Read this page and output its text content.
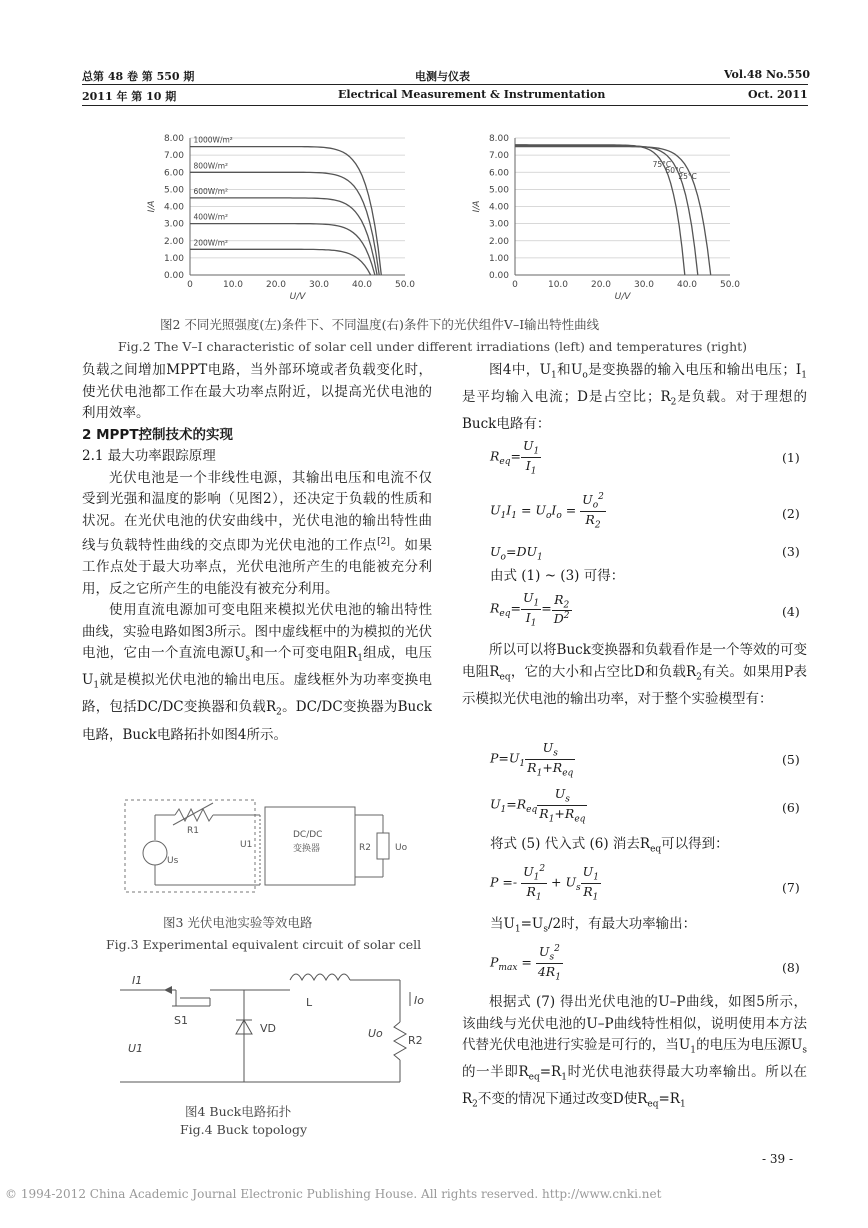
总第 48 卷 第 550 期
2011 年 第 10 期
电测与仪表
Electrical Measurement & Instrumentation
Vol.48 No.550
Oct. 2011
0.00
1.00
2.00
3.00
4.00
5.00
6.00
7.00
8.00
0	10.0	20.0	30.0	40.0	50.0
U/V
I/A
1000W/m²
800W/m²
600W/m²
400W/m²
200W/m²
0.00
1.00
2.00
3.00
4.00
5.00
6.00
7.00
8.00
0	10.0	20.0	30.0	40.0	50.0
U/V
I/A
75°C
50°C
25°C
图2 不同光照强度(左)条件下、不同温度(右)条件下的光伏组件V–I输出特性曲线
Fig.2 The V–I characteristic of solar cell under different irradiations (left) and temperatures (right)

负载之间增加MPPT电路，当外部环境或者负载变化时，使光伏电池都工作在最大功率点附近，以提高光伏电池的利用效率。

2 MPPT控制技术的实现

2.1 最大功率跟踪原理

光伏电池是一个非线性电源，其输出电压和电流不仅受到光强和温度的影响（见图2），还决定于负载的性质和状况。在光伏电池的伏安曲线中，光伏电池的输出特性曲线与负载特性曲线的交点即为光伏电池的工作点[2]。如果工作点处于最大功率点，光伏电池所产生的电能被充分利用，反之它所产生的电能没有被充分利用。

使用直流电源加可变电阻来模拟光伏电池的输出特性曲线，实验电路如图3所示。图中虚线框中的为模拟的光伏电池，它由一个直流电源$U_s$和一个可变电阻$R_1$组成，电压$U_1$就是模拟光伏电池的输出电压。虚线框外为功率变换电路，包括DC/DC变换器和负载$R_2$。DC/DC变换器为Buck电路，Buck电路拓扑如图4所示。

R1
Us
U1
DC/DC
变换器	R2	Uo
图3 光伏电池实验等效电路
Fig.3 Experimental equivalent circuit of solar cell
I1
S1
L
VD
U1
Uo
Io
R2
图4 Buck电路拓扑
Fig.4 Buck topology

图4中，$U_1$和$U_o$是变换器的输入电压和输出电压；$I_1$是平均输入电流；D是占空比；$R_2$是负载。对于理想的Buck电路有：

$R_{eq}= \frac{U_1}{I_1}$	(1)
$U_1I_1 = U_oI_o = \frac{U_o^2}{R_2}$	(2)
$U_o=DU_1$	(3)

由式 (1) ~ (3) 可得：

$R_{eq}= \frac{U_1}{I_1} = \frac{R_2}{D^2}$	(4)

所以可以将Buck变换器和负载看作是一个等效的可变电阻$R_{eq}$，它的大小和占空比D和负载$R_2$有关。如果用P表示模拟光伏电池的输出功率，对于整个实验模型有：

$P=U_1 \frac{U_s}{R_1+R_{eq}}$	(5)
$U_1=R_{eq} \frac{U_s}{R_1+R_{eq}}$	(6)

将式 (5) 代入式 (6) 消去$R_{eq}$可以得到：

$P =- \frac{U_1^2}{R_1} + U_s \frac{U_1}{R_1}$	(7)

当$U_1=U_s/2$时，有最大功率输出：

$P_{max} = \frac{U_s^2}{4R_1}$	(8)

根据式 (7) 得出光伏电池的U–P曲线，如图5所示，该曲线与光伏电池的U–P曲线特性相似，说明使用本方法代替光伏电池进行实验是可行的，当$U_1$的电压为电压源$U_s$的一半即$R_{eq}=R_1$时光伏电池获得最大功率输出。所以在$R_2$不变的情况下通过改变D使$R_{eq}=R_1$

- 39 -
© 1994-2012 China Academic Journal Electronic Publishing House. All rights reserved. http://www.cnki.net
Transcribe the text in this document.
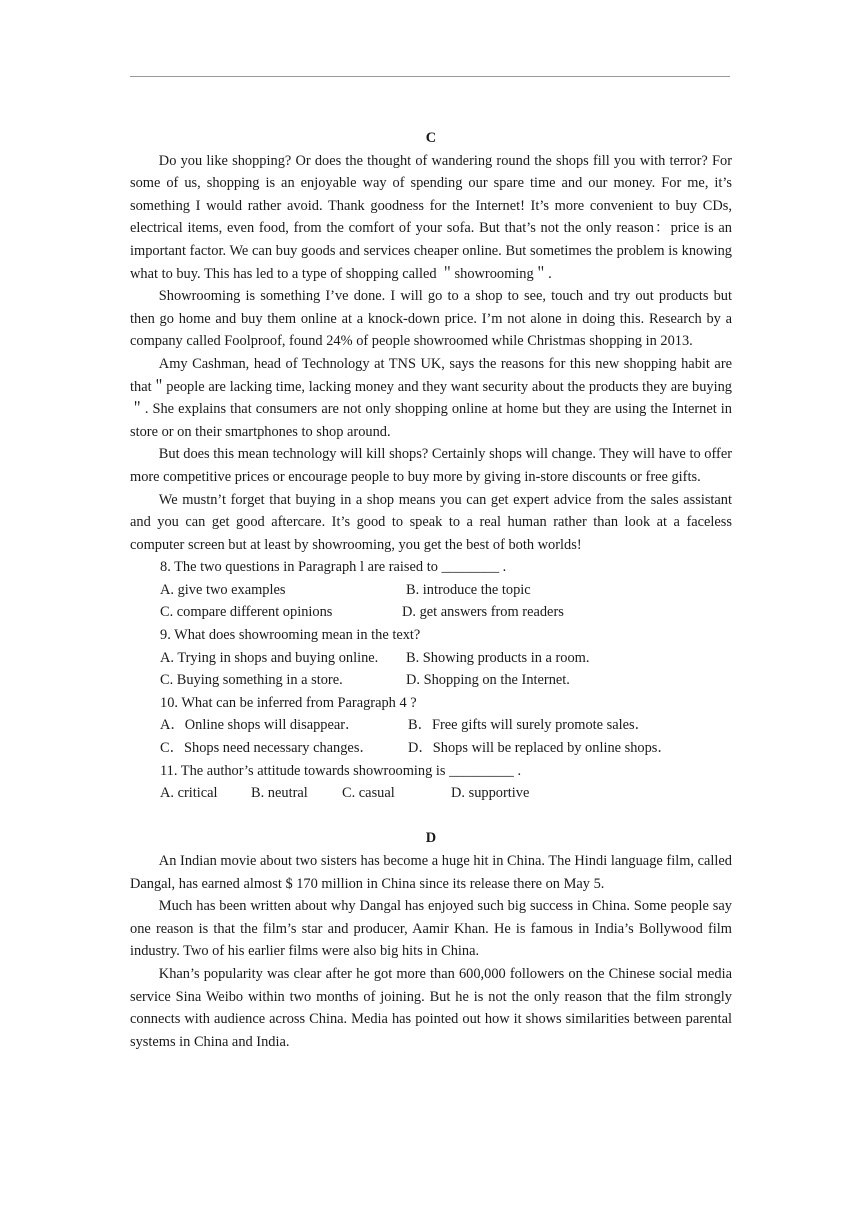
C

Do you like shopping? Or does the thought of wandering round the shops fill you with terror? For some of us, shopping is an enjoyable way of spending our spare time and our money. For me, it’s something I would rather avoid. Thank goodness for the Internet! It’s more convenient to buy CDs, electrical items, even food, from the comfort of your sofa. But that’s not the only reason：price is an important factor. We can buy goods and services cheaper online. But sometimes the problem is knowing what to buy. This has led to a type of shopping called ＂showrooming＂.

Showrooming is something I’ve done. I will go to a shop to see, touch and try out products but then go home and buy them online at a knock-down price. I’m not alone in doing this. Research by a company called Foolproof, found 24% of people showroomed while Christmas shopping in 2013.

Amy Cashman, head of Technology at TNS UK, says the reasons for this new shopping habit are that＂people are lacking time, lacking money and they want security about the products they are buying＂. She explains that consumers are not only shopping online at home but they are using the Internet in store or on their smartphones to shop around.

But does this mean technology will kill shops? Certainly shops will change. They will have to offer more competitive prices or encourage people to buy more by giving in-store discounts or free gifts.

We mustn’t forget that buying in a shop means you can get expert advice from the sales assistant and you can get good aftercare. It’s good to speak to a real human rather than look at a faceless computer screen but at least by showrooming, you get the best of both worlds!

8. The two questions in Paragraph l are raised to ________ .

A. give two examples	B. introduce the topic
C. compare different opinions	D. get answers from readers

9. What does showrooming mean in the text?

A. Trying in shops and buying online.	B. Showing products in a room.
C. Buying something in a store.	D. Shopping on the Internet.

10. What can be inferred from Paragraph 4 ?

A．Online shops will disappear．	B．Free gifts will surely promote sales．
C．Shops need necessary changes．	D．Shops will be replaced by online shops．

11. The author’s attitude towards showrooming is _________ .

A. critical	B. neutral	C. casual	D. supportive

D

An Indian movie about two sisters has become a huge hit in China. The Hindi language film, called Dangal, has earned almost $ 170 million in China since its release there on May 5.

Much has been written about why Dangal has enjoyed such big success in China. Some people say one reason is that the film’s star and producer, Aamir Khan. He is famous in India’s Bollywood film industry. Two of his earlier films were also big hits in China.

Khan’s popularity was clear after he got more than 600,000 followers on the Chinese social media service Sina Weibo within two months of joining. But he is not the only reason that the film strongly connects with audience across China. Media has pointed out how it shows similarities between parental systems in China and India.
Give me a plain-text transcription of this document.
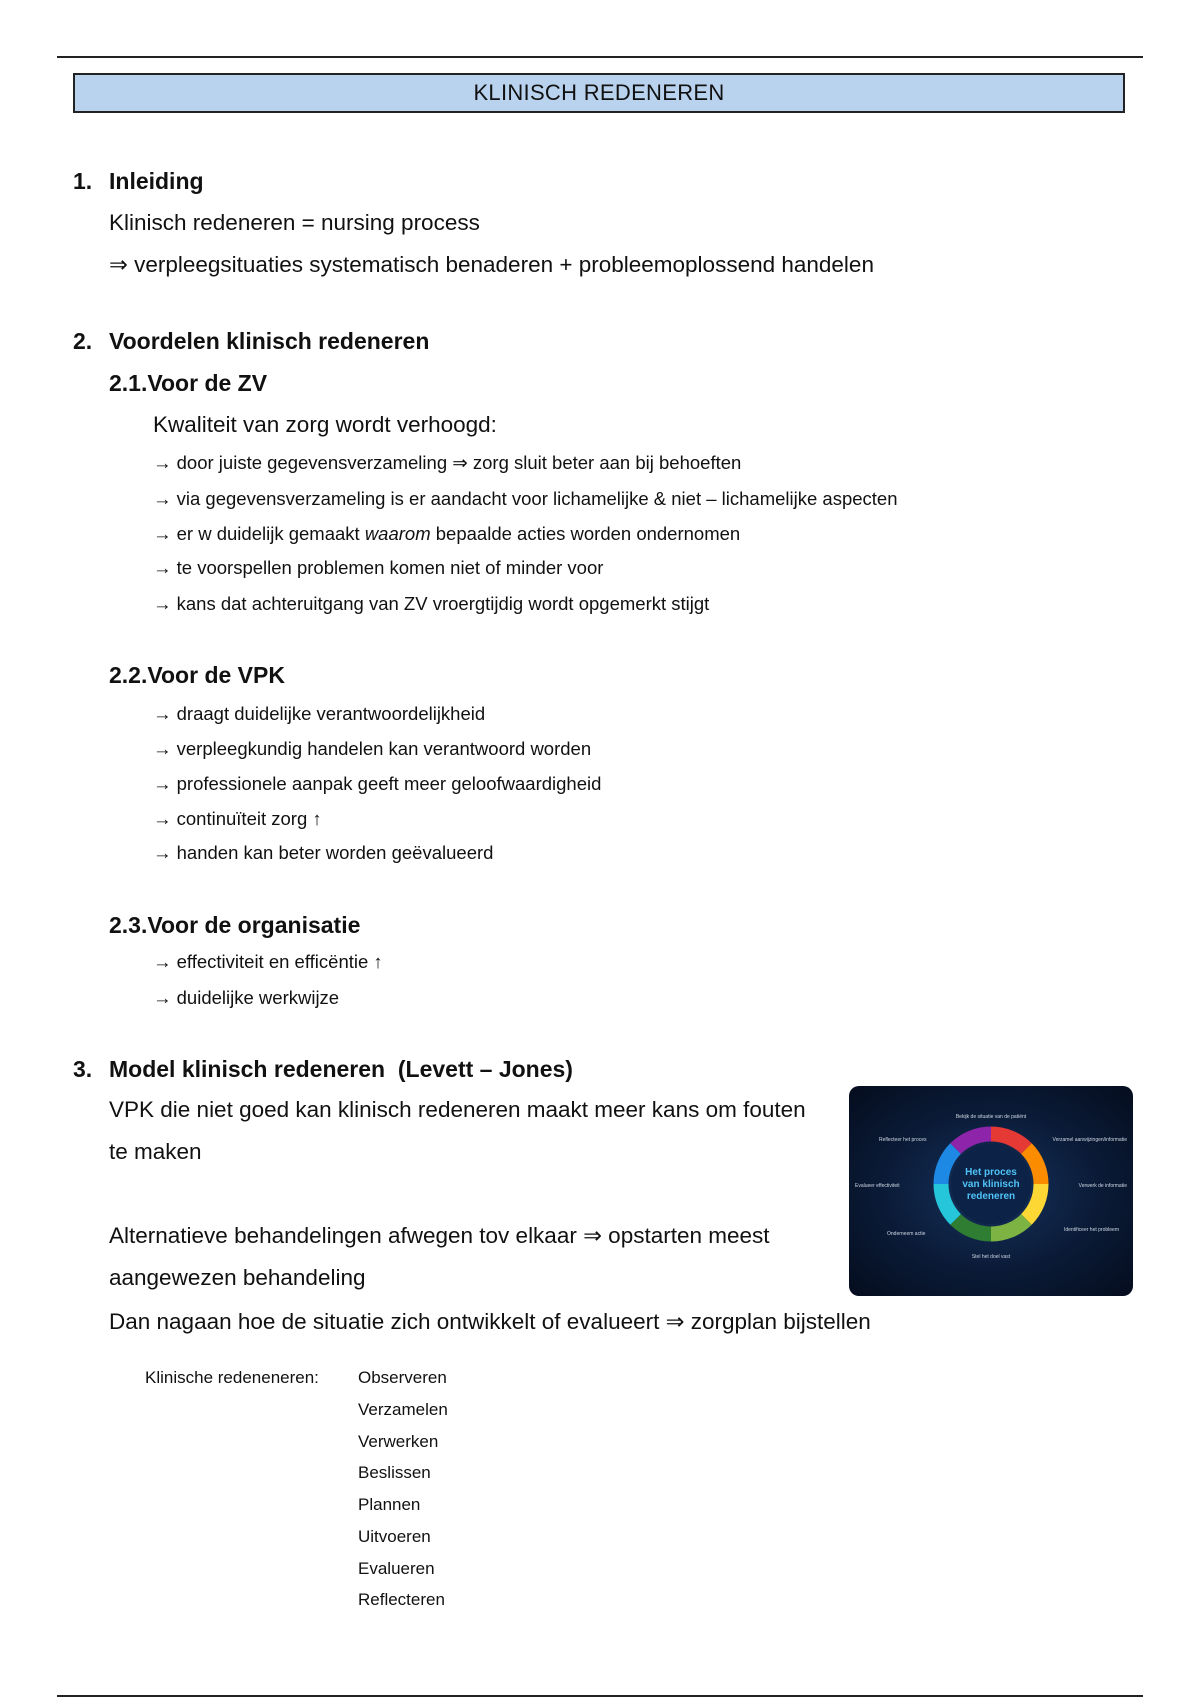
KLINISCH REDENEREN
1. Inleiding
Klinisch redeneren = nursing process
⇒ verpleegsituaties systematisch benaderen + probleemoplossend handelen
2. Voordelen klinisch redeneren
2.1.Voor de ZV
Kwaliteit van zorg wordt verhoogd:
→ door juiste gegevensverzameling ⇒ zorg sluit beter aan bij behoeften
→ via gegevensverzameling is er aandacht voor lichamelijke & niet – lichamelijke aspecten
→ er w duidelijk gemaakt waarom bepaalde acties worden ondernomen
→ te voorspellen problemen komen niet of minder voor
→ kans dat achteruitgang van ZV vroergtijdig wordt opgemerkt stijgt
2.2.Voor de VPK
→ draagt duidelijke verantwoordelijkheid
→ verpleegkundig handelen kan verantwoord worden
→ professionele aanpak geeft meer geloofwaardigheid
→ continuïteit zorg ↑
→ handen kan beter worden geëvalueerd
2.3.Voor de organisatie
→ effectiviteit en efficëntie ↑
→ duidelijke werkwijze
3. Model klinisch redeneren  (Levett – Jones)
VPK die niet goed kan klinisch redeneren maakt meer kans om fouten te maken
Alternatieve behandelingen afwegen tov elkaar ⇒ opstarten meest aangewezen behandeling
Dan nagaan hoe de situatie zich ontwikkelt of evalueert ⇒ zorgplan bijstellen
Het proces
van klinisch
redeneren
Bekijk de situatie van de patiënt
Verzamel aanwijzingen/informatie
Verwerk de informatie
Identificeer het probleem
Stel het doel vast
Onderneem actie
Evalueer effectiviteit
Reflecteer het proces
Klinische redeneneren: Observeren
Verzamelen
Verwerken
Beslissen
Plannen
Uitvoeren
Evalueren
Reflecteren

──────────

Make an exact copy of the data, leaving its pictures out.

Read this page and output its text content.
总第 48 卷 第 550 期
2011 年 第 10 期
电测与仪表
Electrical Measurement & Instrumentation
Vol.48 No.550
Oct. 2011
0.00
1.00
2.00
3.00
4.00
5.00
6.00
7.00
8.00
0	10.0	20.0	30.0	40.0	50.0
U/V
I/A
1000W/m²
800W/m²
600W/m²
400W/m²
200W/m²
0.00
1.00
2.00
3.00
4.00
5.00
6.00
7.00
8.00
0	10.0	20.0	30.0	40.0	50.0
U/V
I/A
75°C
50°C
25°C
图2 不同光照强度(左)条件下、不同温度(右)条件下的光伏组件V–I输出特性曲线
Fig.2 The V–I characteristic of solar cell under different irradiations (left) and temperatures (right)

负载之间增加MPPT电路，当外部环境或者负载变化时，使光伏电池都工作在最大功率点附近，以提高光伏电池的利用效率。

2 MPPT控制技术的实现

2.1 最大功率跟踪原理

光伏电池是一个非线性电源，其输出电压和电流不仅受到光强和温度的影响（见图2），还决定于负载的性质和状况。在光伏电池的伏安曲线中，光伏电池的输出特性曲线与负载特性曲线的交点即为光伏电池的工作点[2]。如果工作点处于最大功率点，光伏电池所产生的电能被充分利用，反之它所产生的电能没有被充分利用。

使用直流电源加可变电阻来模拟光伏电池的输出特性曲线，实验电路如图3所示。图中虚线框中的为模拟的光伏电池，它由一个直流电源$U_s$和一个可变电阻$R_1$组成，电压$U_1$就是模拟光伏电池的输出电压。虚线框外为功率变换电路，包括DC/DC变换器和负载$R_2$。DC/DC变换器为Buck电路，Buck电路拓扑如图4所示。

R1
Us
U1
DC/DC
变换器	R2	Uo
图3 光伏电池实验等效电路
Fig.3 Experimental equivalent circuit of solar cell
I1
S1
L
VD
U1
Uo
Io
R2
图4 Buck电路拓扑
Fig.4 Buck topology

图4中，$U_1$和$U_o$是变换器的输入电压和输出电压；$I_1$是平均输入电流；D是占空比；$R_2$是负载。对于理想的Buck电路有：

$R_{eq}= \frac{U_1}{I_1}$	(1)
$U_1I_1 = U_oI_o = \frac{U_o^2}{R_2}$	(2)
$U_o=DU_1$	(3)

由式 (1) ~ (3) 可得：

$R_{eq}= \frac{U_1}{I_1} = \frac{R_2}{D^2}$	(4)

所以可以将Buck变换器和负载看作是一个等效的可变电阻$R_{eq}$，它的大小和占空比D和负载$R_2$有关。如果用P表示模拟光伏电池的输出功率，对于整个实验模型有：

$P=U_1 \frac{U_s}{R_1+R_{eq}}$	(5)
$U_1=R_{eq} \frac{U_s}{R_1+R_{eq}}$	(6)

将式 (5) 代入式 (6) 消去$R_{eq}$可以得到：

$P =- \frac{U_1^2}{R_1} + U_s \frac{U_1}{R_1}$	(7)

当$U_1=U_s/2$时，有最大功率输出：

$P_{max} = \frac{U_s^2}{4R_1}$	(8)

根据式 (7) 得出光伏电池的U–P曲线，如图5所示，该曲线与光伏电池的U–P曲线特性相似，说明使用本方法代替光伏电池进行实验是可行的，当$U_1$的电压为电压源$U_s$的一半即$R_{eq}=R_1$时光伏电池获得最大功率输出。所以在$R_2$不变的情况下通过改变D使$R_{eq}=R_1$

- 39 -
© 1994-2012 China Academic Journal Electronic Publishing House. All rights reserved. http://www.cnki.net
Transcribe the text in this document.
C

Do you like shopping? Or does the thought of wandering round the shops fill you with terror? For some of us, shopping is an enjoyable way of spending our spare time and our money. For me, it’s something I would rather avoid. Thank goodness for the Internet! It’s more convenient to buy CDs, electrical items, even food, from the comfort of your sofa. But that’s not the only reason：price is an important factor. We can buy goods and services cheaper online. But sometimes the problem is knowing what to buy. This has led to a type of shopping called ＂showrooming＂.

Showrooming is something I’ve done. I will go to a shop to see, touch and try out products but then go home and buy them online at a knock-down price. I’m not alone in doing this. Research by a company called Foolproof, found 24% of people showroomed while Christmas shopping in 2013.

Amy Cashman, head of Technology at TNS UK, says the reasons for this new shopping habit are that＂people are lacking time, lacking money and they want security about the products they are buying＂. She explains that consumers are not only shopping online at home but they are using the Internet in store or on their smartphones to shop around.

But does this mean technology will kill shops? Certainly shops will change. They will have to offer more competitive prices or encourage people to buy more by giving in-store discounts or free gifts.

We mustn’t forget that buying in a shop means you can get expert advice from the sales assistant and you can get good aftercare. It’s good to speak to a real human rather than look at a faceless computer screen but at least by showrooming, you get the best of both worlds!

8. The two questions in Paragraph l are raised to ________ .

A. give two examples	B. introduce the topic
C. compare different opinions	D. get answers from readers

9. What does showrooming mean in the text?

A. Trying in shops and buying online.	B. Showing products in a room.
C. Buying something in a store.	D. Shopping on the Internet.

10. What can be inferred from Paragraph 4 ?

A．Online shops will disappear．	B．Free gifts will surely promote sales．
C．Shops need necessary changes．	D．Shops will be replaced by online shops．

11. The author’s attitude towards showrooming is _________ .

A. critical	B. neutral	C. casual	D. supportive

D

An Indian movie about two sisters has become a huge hit in China. The Hindi language film, called Dangal, has earned almost $ 170 million in China since its release there on May 5.

Much has been written about why Dangal has enjoyed such big success in China. Some people say one reason is that the film’s star and producer, Aamir Khan. He is famous in India’s Bollywood film industry. Two of his earlier films were also big hits in China.

Khan’s popularity was clear after he got more than 600,000 followers on the Chinese social media service Sina Weibo within two months of joining. But he is not the only reason that the film strongly connects with audience across China. Media has pointed out how it shows similarities between parental systems in China and India.
Give me a plain-text transcription of this document.
KLINISCH REDENEREN
1. Inleiding
Klinisch redeneren = nursing process
⇒ verpleegsituaties systematisch benaderen + probleemoplossend handelen
2. Voordelen klinisch redeneren
2.1.Voor de ZV
Kwaliteit van zorg wordt verhoogd:
→ door juiste gegevensverzameling ⇒ zorg sluit beter aan bij behoeften
→ via gegevensverzameling is er aandacht voor lichamelijke & niet – lichamelijke aspecten
→ er w duidelijk gemaakt waarom bepaalde acties worden ondernomen
→ te voorspellen problemen komen niet of minder voor
→ kans dat achteruitgang van ZV vroergtijdig wordt opgemerkt stijgt
2.2.Voor de VPK
→ draagt duidelijke verantwoordelijkheid
→ verpleegkundig handelen kan verantwoord worden
→ professionele aanpak geeft meer geloofwaardigheid
→ continuïteit zorg ↑
→ handen kan beter worden geëvalueerd
2.3.Voor de organisatie
→ effectiviteit en efficëntie ↑
→ duidelijke werkwijze
3. Model klinisch redeneren  (Levett – Jones)
VPK die niet goed kan klinisch redeneren maakt meer kans om fouten te maken
Alternatieve behandelingen afwegen tov elkaar ⇒ opstarten meest aangewezen behandeling
Dan nagaan hoe de situatie zich ontwikkelt of evalueert ⇒ zorgplan bijstellen
Het proces
van klinisch
redeneren
Bekijk de situatie van de patiënt
Verzamel aanwijzingen/informatie
Verwerk de informatie
Identificeer het probleem
Stel het doel vast
Onderneem actie
Evalueer effectiviteit
Reflecteer het proces
Klinische redeneneren: Observeren
Verzamelen
Verwerken
Beslissen
Plannen
Uitvoeren
Evalueren
Reflecteren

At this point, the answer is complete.